**STATED TASK**: The answer is one number: how many lines hold the string "Kattopalkin".

=-=-=-=-=

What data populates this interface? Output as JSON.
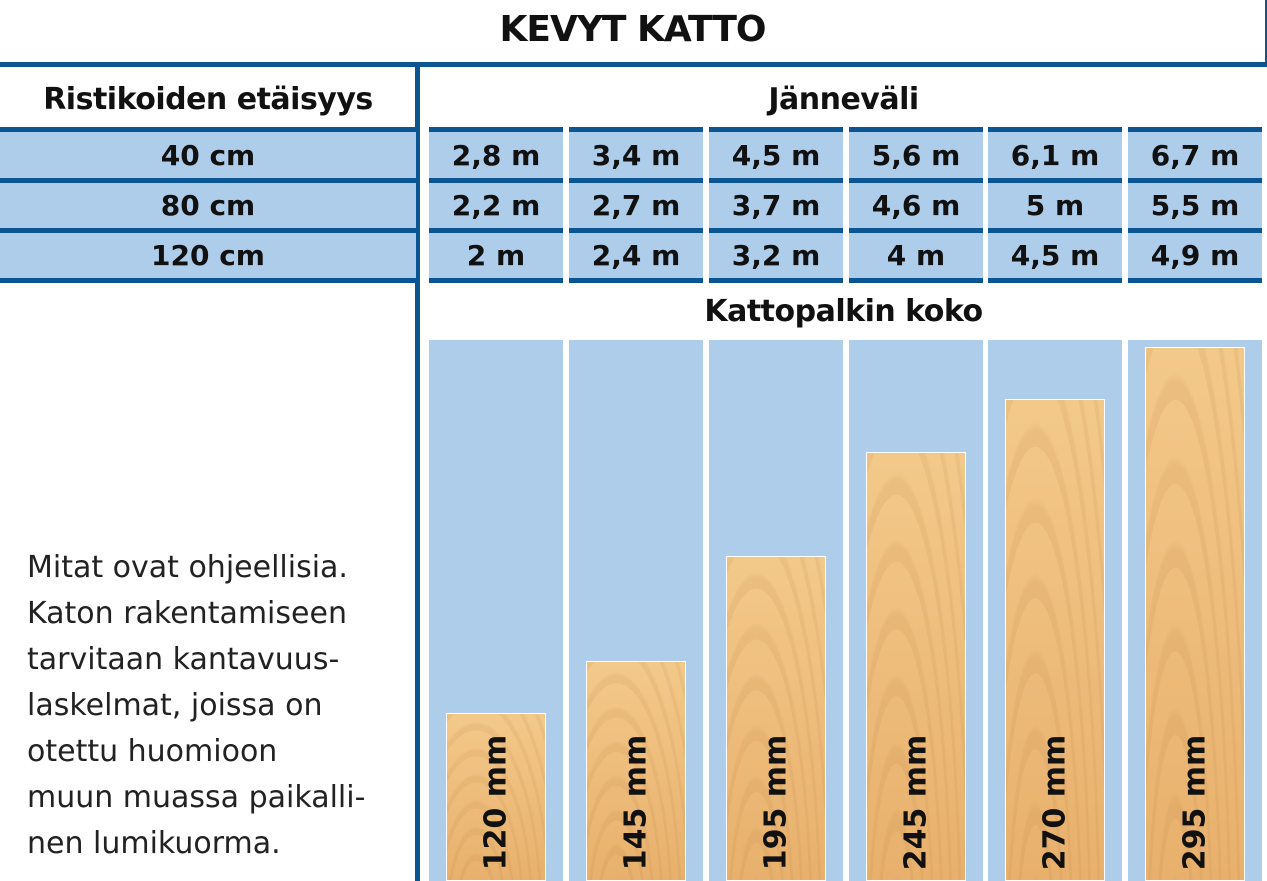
{
  "title": "KEVYT KATTO",
  "headers": {
    "spacing": "Ristikoiden etäisyys",
    "span": "Jänneväli",
    "beam_size": "Kattopalkin koko"
  },
  "rows": [
    {
      "spacing": "40 cm",
      "spans": [
        "2,8 m",
        "3,4 m",
        "4,5 m",
        "5,6 m",
        "6,1 m",
        "6,7 m"
      ]
    },
    {
      "spacing": "80 cm",
      "spans": [
        "2,2 m",
        "2,7 m",
        "3,7 m",
        "4,6 m",
        "5 m",
        "5,5 m"
      ]
    },
    {
      "spacing": "120 cm",
      "spans": [
        "2 m",
        "2,4 m",
        "3,2 m",
        "4 m",
        "4,5 m",
        "4,9 m"
      ]
    }
  ],
  "note": "Mitat ovat ohjeellisia.\nKaton rakentamiseen\ntarvitaan kantavuus-\nlaskelmat, joissa on\notettu huomioon\nmuun muassa paikalli-\nnen lumikuorma.",
  "colors": {
    "accent": "#0b5592",
    "cell": "#aecdeb",
    "wood": "#eebd7c"
  },
  "chart_data": {
    "type": "bar",
    "title": "Kattopalkin koko",
    "xlabel": "",
    "ylabel": "",
    "categories": [
      "120 mm",
      "145 mm",
      "195 mm",
      "245 mm",
      "270 mm",
      "295 mm"
    ],
    "values": [
      120,
      145,
      195,
      245,
      270,
      295
    ],
    "ylim": [
      0,
      300
    ],
    "grid": false
  }
}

=-=-=-=-=

**ANSWER TO THIS PROBLEM**: 2